Exercise
Give a verbatim copy of the lines below, minus the pictures.
[Start Items]
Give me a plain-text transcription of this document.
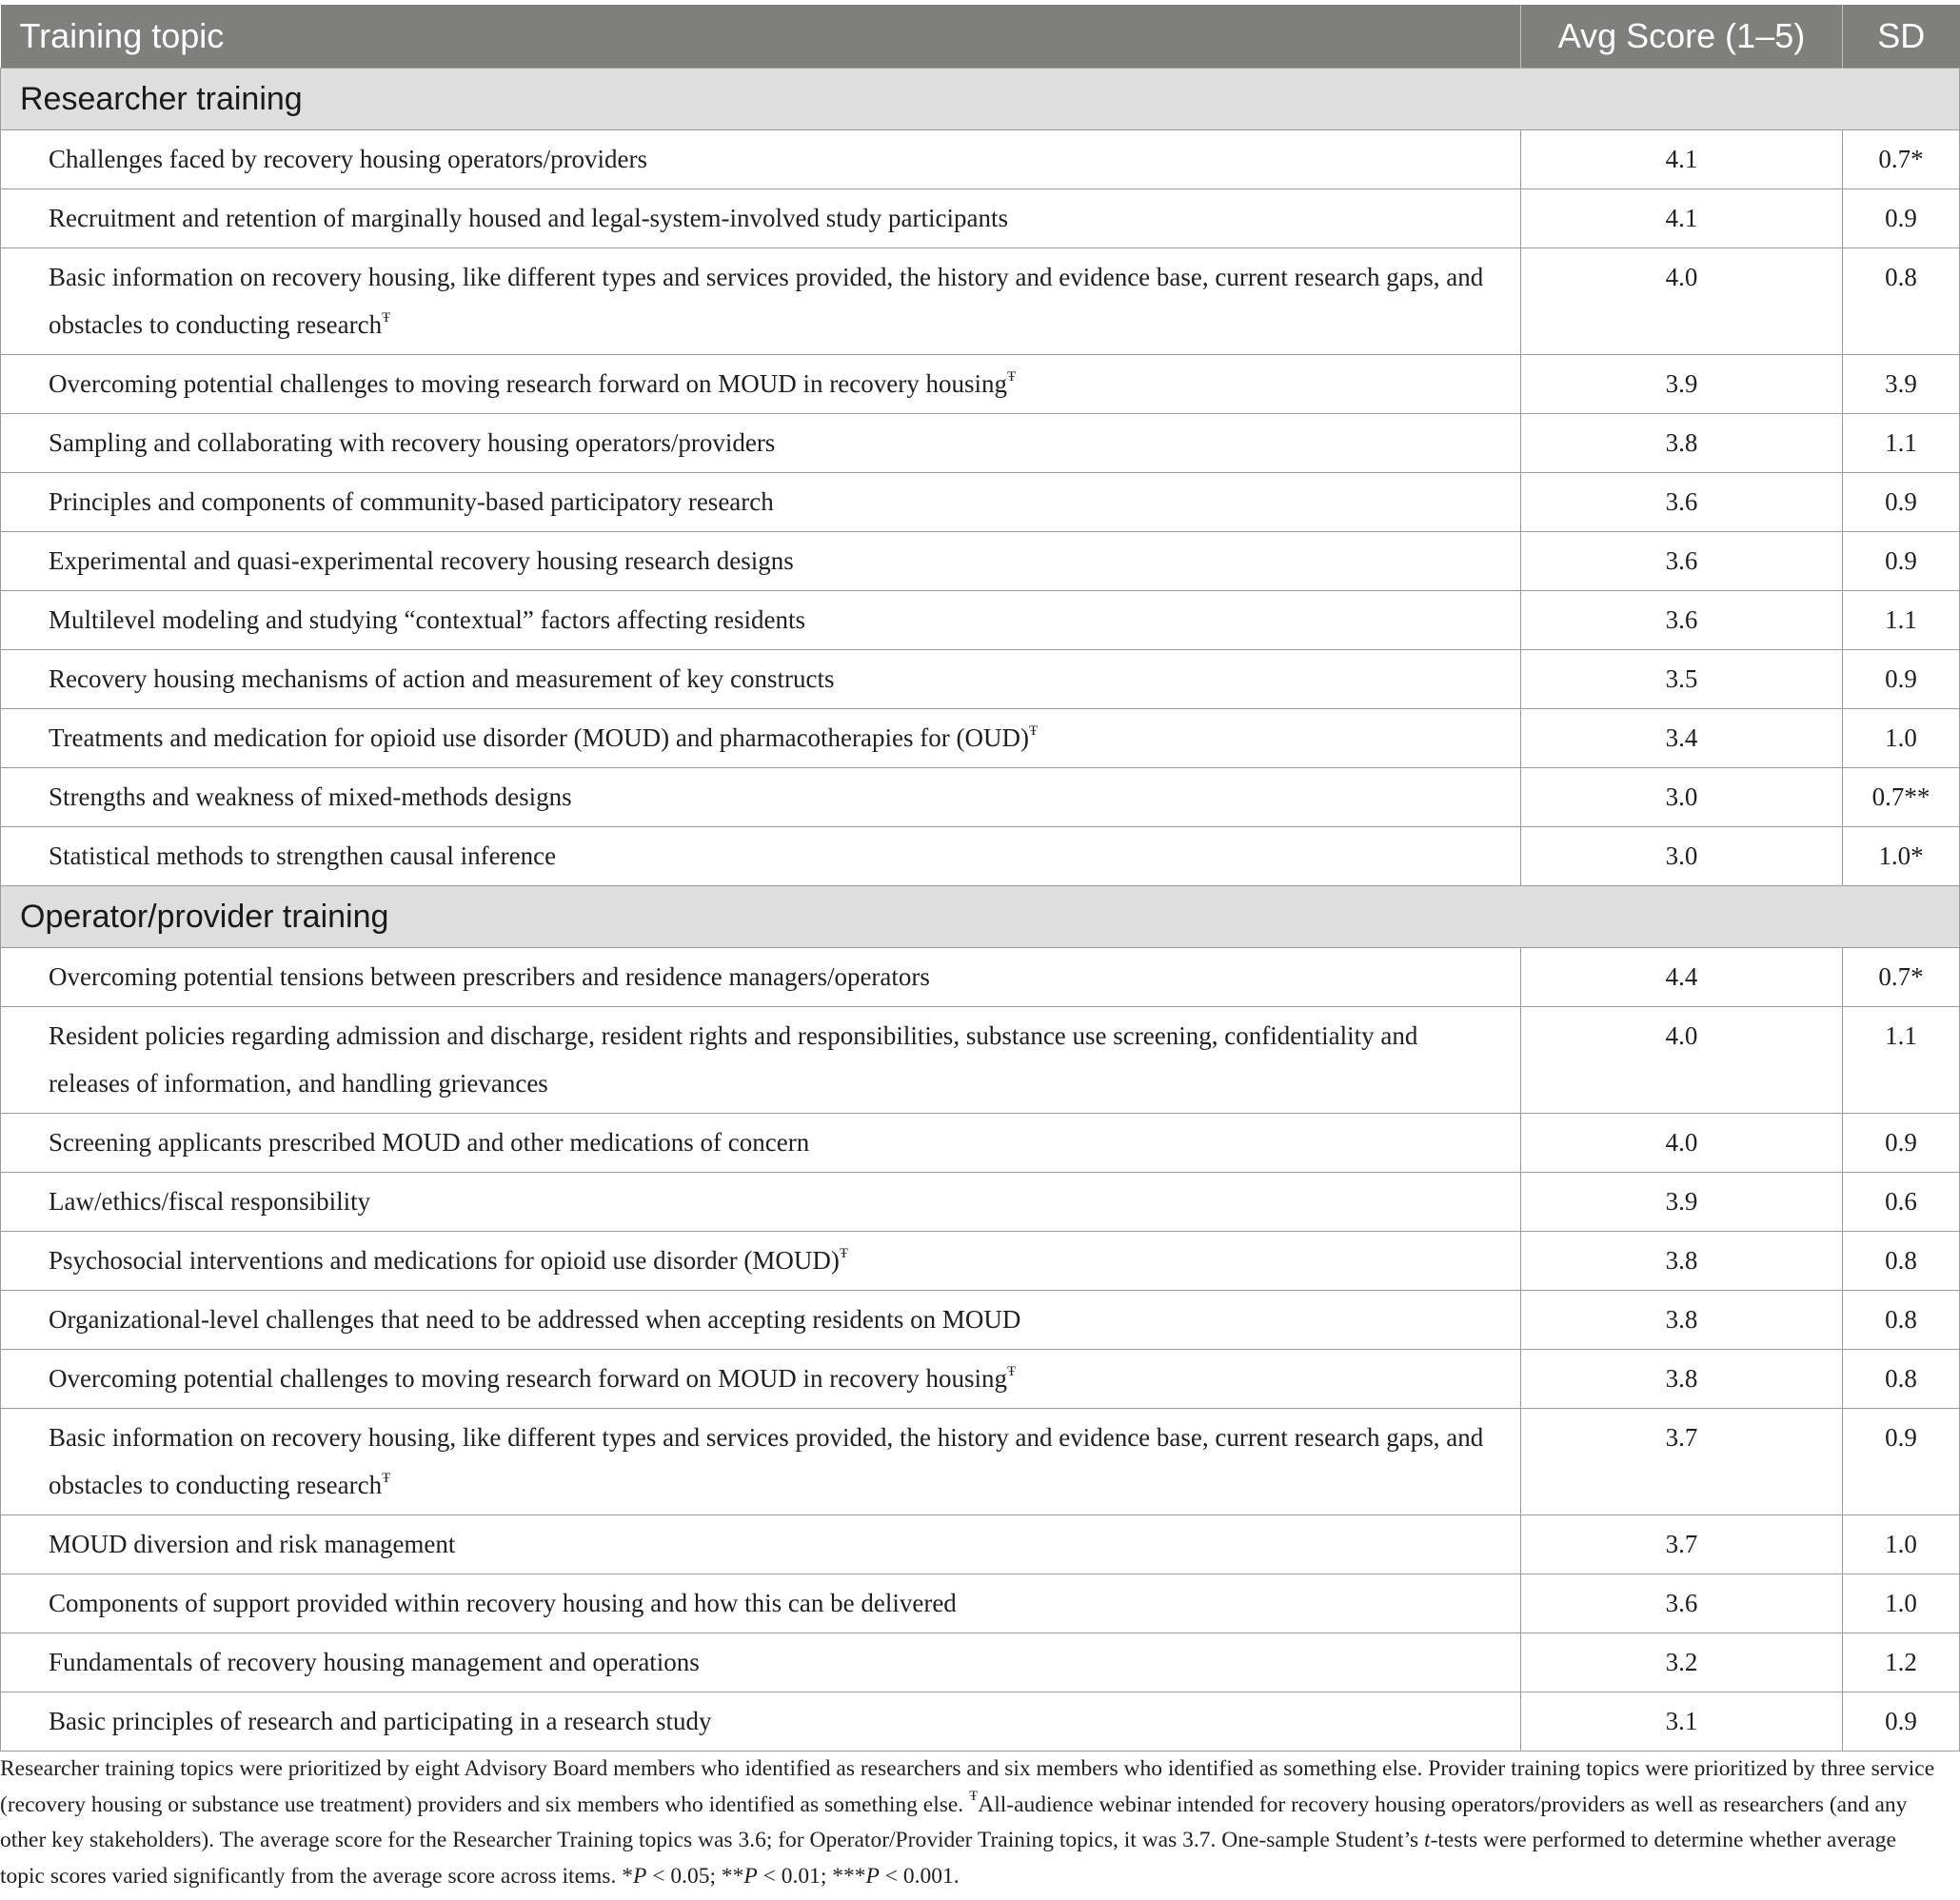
Training topic	Avg Score (1–5)	SD
Researcher training		
Challenges faced by recovery housing operators/providers	4.1	0.7*
Recruitment and retention of marginally housed and legal-system-involved study participants	4.1	0.9
Basic information on recovery housing, like different types and services provided, the history and evidence base, current research gaps, and obstacles to conducting research$^Ŧ$	4.0	0.8
Overcoming potential challenges to moving research forward on MOUD in recovery housing$^Ŧ$	3.9	3.9
Sampling and collaborating with recovery housing operators/providers	3.8	1.1
Principles and components of community-based participatory research	3.6	0.9
Experimental and quasi-experimental recovery housing research designs	3.6	0.9
Multilevel modeling and studying “contextual” factors affecting residents	3.6	1.1
Recovery housing mechanisms of action and measurement of key constructs	3.5	0.9
Treatments and medication for opioid use disorder (MOUD) and pharmacotherapies for (OUD)$^Ŧ$	3.4	1.0
Strengths and weakness of mixed-methods designs	3.0	0.7**
Statistical methods to strengthen causal inference	3.0	1.0*
Operator/provider training		
Overcoming potential tensions between prescribers and residence managers/operators	4.4	0.7*
Resident policies regarding admission and discharge, resident rights and responsibilities, substance use screening, confidentiality and releases of information, and handling grievances	4.0	1.1
Screening applicants prescribed MOUD and other medications of concern	4.0	0.9
Law/ethics/fiscal responsibility	3.9	0.6
Psychosocial interventions and medications for opioid use disorder (MOUD)$^Ŧ$	3.8	0.8
Organizational-level challenges that need to be addressed when accepting residents on MOUD	3.8	0.8
Overcoming potential challenges to moving research forward on MOUD in recovery housing$^Ŧ$	3.8	0.8
Basic information on recovery housing, like different types and services provided, the history and evidence base, current research gaps, and obstacles to conducting research$^Ŧ$	3.7	0.9
MOUD diversion and risk management	3.7	1.0
Components of support provided within recovery housing and how this can be delivered	3.6	1.0
Fundamentals of recovery housing management and operations	3.2	1.2
Basic principles of research and participating in a research study	3.1	0.9
Researcher training topics were prioritized by eight Advisory Board members who identified as researchers and six members who identified as something else. Provider training topics were prioritized by three service (recovery housing or substance use treatment) providers and six members who identified as something else. $^Ŧ$All-audience webinar intended for recovery housing operators/providers as well as researchers (and any other key stakeholders). The average score for the Researcher Training topics was 3.6; for Operator/Provider Training topics, it was 3.7. One-sample Student’s t-tests were performed to determine whether average topic scores varied significantly from the average score across items. *P < 0.05; **P < 0.01; ***P < 0.001.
[End Items]
Response
Give me a plain-text transcription of this document.
Training topic	Avg Score (1–5)	SD
Researcher training		
Challenges faced by recovery housing operators/providers	4.1	0.7*
Recruitment and retention of marginally housed and legal-system-involved study participants	4.1	0.9
Basic information on recovery housing, like different types and services provided, the history and evidence base, current research gaps, and obstacles to conducting research$^Ŧ$	4.0	0.8
Overcoming potential challenges to moving research forward on MOUD in recovery housing$^Ŧ$	3.9	3.9
Sampling and collaborating with recovery housing operators/providers	3.8	1.1
Principles and components of community-based participatory research	3.6	0.9
Experimental and quasi-experimental recovery housing research designs	3.6	0.9
Multilevel modeling and studying “contextual” factors affecting residents	3.6	1.1
Recovery housing mechanisms of action and measurement of key constructs	3.5	0.9
Treatments and medication for opioid use disorder (MOUD) and pharmacotherapies for (OUD)$^Ŧ$	3.4	1.0
Strengths and weakness of mixed-methods designs	3.0	0.7**
Statistical methods to strengthen causal inference	3.0	1.0*
Operator/provider training		
Overcoming potential tensions between prescribers and residence managers/operators	4.4	0.7*
Resident policies regarding admission and discharge, resident rights and responsibilities, substance use screening, confidentiality and releases of information, and handling grievances	4.0	1.1
Screening applicants prescribed MOUD and other medications of concern	4.0	0.9
Law/ethics/fiscal responsibility	3.9	0.6
Psychosocial interventions and medications for opioid use disorder (MOUD)$^Ŧ$	3.8	0.8
Organizational-level challenges that need to be addressed when accepting residents on MOUD	3.8	0.8
Overcoming potential challenges to moving research forward on MOUD in recovery housing$^Ŧ$	3.8	0.8
Basic information on recovery housing, like different types and services provided, the history and evidence base, current research gaps, and obstacles to conducting research$^Ŧ$	3.7	0.9
MOUD diversion and risk management	3.7	1.0
Components of support provided within recovery housing and how this can be delivered	3.6	1.0
Fundamentals of recovery housing management and operations	3.2	1.2
Basic principles of research and participating in a research study	3.1	0.9
Researcher training topics were prioritized by eight Advisory Board members who identified as researchers and six members who identified as something else. Provider training topics were prioritized by three service (recovery housing or substance use treatment) providers and six members who identified as something else. $^Ŧ$All-audience webinar intended for recovery housing operators/providers as well as researchers (and any other key stakeholders). The average score for the Researcher Training topics was 3.6; for Operator/Provider Training topics, it was 3.7. One-sample Student’s t-tests were performed to determine whether average topic scores varied significantly from the average score across items. *P < 0.05; **P < 0.01; ***P < 0.001.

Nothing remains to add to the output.